- GIVEN EXERCISE: Find the lines holding the word "title" and collect them.

- SUPPLIED INFORMATION:
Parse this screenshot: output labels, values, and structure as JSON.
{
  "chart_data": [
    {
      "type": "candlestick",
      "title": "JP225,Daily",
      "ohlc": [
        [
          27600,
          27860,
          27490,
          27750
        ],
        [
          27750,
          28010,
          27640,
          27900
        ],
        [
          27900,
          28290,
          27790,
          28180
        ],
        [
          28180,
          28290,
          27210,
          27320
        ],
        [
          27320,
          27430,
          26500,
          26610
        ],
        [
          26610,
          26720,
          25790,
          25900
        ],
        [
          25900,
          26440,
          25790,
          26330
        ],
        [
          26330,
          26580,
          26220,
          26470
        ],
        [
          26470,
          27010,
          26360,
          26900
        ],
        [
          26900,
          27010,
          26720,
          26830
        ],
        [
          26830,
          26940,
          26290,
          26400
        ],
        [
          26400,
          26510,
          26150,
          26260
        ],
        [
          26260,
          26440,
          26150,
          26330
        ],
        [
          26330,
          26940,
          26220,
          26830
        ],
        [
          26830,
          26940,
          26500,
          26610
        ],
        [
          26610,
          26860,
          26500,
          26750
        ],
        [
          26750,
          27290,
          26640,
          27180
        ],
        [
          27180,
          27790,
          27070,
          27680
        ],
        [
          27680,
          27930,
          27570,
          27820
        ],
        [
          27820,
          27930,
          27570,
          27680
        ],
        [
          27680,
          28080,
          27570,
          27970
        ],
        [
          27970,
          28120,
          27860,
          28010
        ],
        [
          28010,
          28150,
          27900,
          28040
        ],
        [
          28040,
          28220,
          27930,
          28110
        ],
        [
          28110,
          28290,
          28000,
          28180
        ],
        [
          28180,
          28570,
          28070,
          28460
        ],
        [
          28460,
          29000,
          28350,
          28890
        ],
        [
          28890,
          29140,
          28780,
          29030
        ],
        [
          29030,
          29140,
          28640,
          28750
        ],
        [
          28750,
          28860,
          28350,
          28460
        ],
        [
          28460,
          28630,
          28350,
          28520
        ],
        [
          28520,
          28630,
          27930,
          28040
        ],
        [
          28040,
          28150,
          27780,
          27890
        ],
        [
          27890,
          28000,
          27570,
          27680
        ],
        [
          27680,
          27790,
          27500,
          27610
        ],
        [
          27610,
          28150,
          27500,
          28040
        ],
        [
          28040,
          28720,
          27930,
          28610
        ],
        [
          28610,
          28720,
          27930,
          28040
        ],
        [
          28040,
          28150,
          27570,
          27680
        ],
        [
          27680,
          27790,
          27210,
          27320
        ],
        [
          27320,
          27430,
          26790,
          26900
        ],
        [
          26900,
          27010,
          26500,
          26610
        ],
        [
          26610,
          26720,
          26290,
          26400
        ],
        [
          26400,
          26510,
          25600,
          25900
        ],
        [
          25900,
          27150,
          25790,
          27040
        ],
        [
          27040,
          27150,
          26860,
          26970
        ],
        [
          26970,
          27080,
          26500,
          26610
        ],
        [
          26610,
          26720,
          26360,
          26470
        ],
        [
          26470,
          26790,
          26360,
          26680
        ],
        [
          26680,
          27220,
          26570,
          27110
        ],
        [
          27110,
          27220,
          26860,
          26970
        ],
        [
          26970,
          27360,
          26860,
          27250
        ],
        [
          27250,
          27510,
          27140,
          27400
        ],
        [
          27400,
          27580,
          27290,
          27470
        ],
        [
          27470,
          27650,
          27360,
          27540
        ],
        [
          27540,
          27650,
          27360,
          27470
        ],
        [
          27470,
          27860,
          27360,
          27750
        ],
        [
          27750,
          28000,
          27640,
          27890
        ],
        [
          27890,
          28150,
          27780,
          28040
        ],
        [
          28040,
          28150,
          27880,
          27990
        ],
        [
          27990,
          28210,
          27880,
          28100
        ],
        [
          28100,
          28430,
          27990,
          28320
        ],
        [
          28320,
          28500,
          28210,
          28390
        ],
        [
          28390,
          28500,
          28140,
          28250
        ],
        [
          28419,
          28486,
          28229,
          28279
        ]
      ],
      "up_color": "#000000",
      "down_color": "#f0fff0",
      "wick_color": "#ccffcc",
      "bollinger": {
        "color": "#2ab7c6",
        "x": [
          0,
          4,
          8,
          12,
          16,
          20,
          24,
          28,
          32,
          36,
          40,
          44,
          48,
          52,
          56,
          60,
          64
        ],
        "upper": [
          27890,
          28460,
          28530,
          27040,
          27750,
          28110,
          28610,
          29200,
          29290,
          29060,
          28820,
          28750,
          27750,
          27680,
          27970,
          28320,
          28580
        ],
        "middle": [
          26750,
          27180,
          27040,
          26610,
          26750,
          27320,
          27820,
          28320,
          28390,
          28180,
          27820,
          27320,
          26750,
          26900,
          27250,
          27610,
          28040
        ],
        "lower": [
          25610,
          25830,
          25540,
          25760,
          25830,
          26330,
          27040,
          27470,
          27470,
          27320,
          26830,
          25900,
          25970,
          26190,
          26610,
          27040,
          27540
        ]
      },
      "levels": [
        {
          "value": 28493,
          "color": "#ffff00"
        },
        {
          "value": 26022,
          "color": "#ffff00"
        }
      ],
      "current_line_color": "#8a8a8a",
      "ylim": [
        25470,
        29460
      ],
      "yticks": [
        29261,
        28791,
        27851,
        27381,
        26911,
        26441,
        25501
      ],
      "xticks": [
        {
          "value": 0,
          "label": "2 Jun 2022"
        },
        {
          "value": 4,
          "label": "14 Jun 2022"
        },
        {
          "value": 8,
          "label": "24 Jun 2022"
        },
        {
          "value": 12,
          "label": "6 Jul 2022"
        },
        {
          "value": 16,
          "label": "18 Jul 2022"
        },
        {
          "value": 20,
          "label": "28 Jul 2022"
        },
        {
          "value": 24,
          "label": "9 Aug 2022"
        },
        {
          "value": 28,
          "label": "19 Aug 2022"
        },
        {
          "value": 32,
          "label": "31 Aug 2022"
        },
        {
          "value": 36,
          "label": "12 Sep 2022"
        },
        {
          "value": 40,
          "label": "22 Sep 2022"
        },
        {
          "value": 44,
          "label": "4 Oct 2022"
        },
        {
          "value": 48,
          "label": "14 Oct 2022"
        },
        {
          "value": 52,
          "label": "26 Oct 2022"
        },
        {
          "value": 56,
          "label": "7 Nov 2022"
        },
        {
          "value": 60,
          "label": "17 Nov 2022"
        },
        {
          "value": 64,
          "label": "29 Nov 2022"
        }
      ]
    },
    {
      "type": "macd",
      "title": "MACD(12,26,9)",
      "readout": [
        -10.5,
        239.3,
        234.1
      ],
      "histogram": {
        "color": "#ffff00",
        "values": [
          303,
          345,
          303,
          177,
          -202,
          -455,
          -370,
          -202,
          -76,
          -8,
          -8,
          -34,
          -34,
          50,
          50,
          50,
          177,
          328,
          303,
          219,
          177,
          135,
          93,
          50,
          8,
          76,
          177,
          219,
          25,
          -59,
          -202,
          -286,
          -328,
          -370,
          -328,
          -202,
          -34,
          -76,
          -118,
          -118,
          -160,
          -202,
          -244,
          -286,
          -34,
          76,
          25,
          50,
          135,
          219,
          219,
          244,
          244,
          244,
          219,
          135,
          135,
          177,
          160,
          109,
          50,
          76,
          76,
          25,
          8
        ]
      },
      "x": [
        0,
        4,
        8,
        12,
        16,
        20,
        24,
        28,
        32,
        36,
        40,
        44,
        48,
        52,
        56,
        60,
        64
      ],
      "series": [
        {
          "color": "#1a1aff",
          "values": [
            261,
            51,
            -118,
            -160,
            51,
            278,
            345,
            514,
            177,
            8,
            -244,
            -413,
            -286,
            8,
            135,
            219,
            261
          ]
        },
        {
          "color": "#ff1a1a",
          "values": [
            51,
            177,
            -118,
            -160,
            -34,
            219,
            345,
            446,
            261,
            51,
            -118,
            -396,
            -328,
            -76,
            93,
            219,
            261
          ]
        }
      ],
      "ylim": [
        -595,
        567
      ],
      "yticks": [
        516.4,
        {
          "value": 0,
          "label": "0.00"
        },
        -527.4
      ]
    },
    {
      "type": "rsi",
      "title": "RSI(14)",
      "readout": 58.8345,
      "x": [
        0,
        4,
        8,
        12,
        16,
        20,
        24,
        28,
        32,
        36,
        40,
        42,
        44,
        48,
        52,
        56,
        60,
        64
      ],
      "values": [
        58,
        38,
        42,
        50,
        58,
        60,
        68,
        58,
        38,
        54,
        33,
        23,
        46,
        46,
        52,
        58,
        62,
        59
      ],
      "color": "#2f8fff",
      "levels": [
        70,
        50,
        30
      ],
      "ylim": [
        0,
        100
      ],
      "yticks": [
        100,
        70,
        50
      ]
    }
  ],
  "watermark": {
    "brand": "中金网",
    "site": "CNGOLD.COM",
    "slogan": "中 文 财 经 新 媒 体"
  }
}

- COMPLETED TASK:
      "title": "JP225,Daily",
      "title": "MACD(12,26,9)",
      "title": "RSI(14)",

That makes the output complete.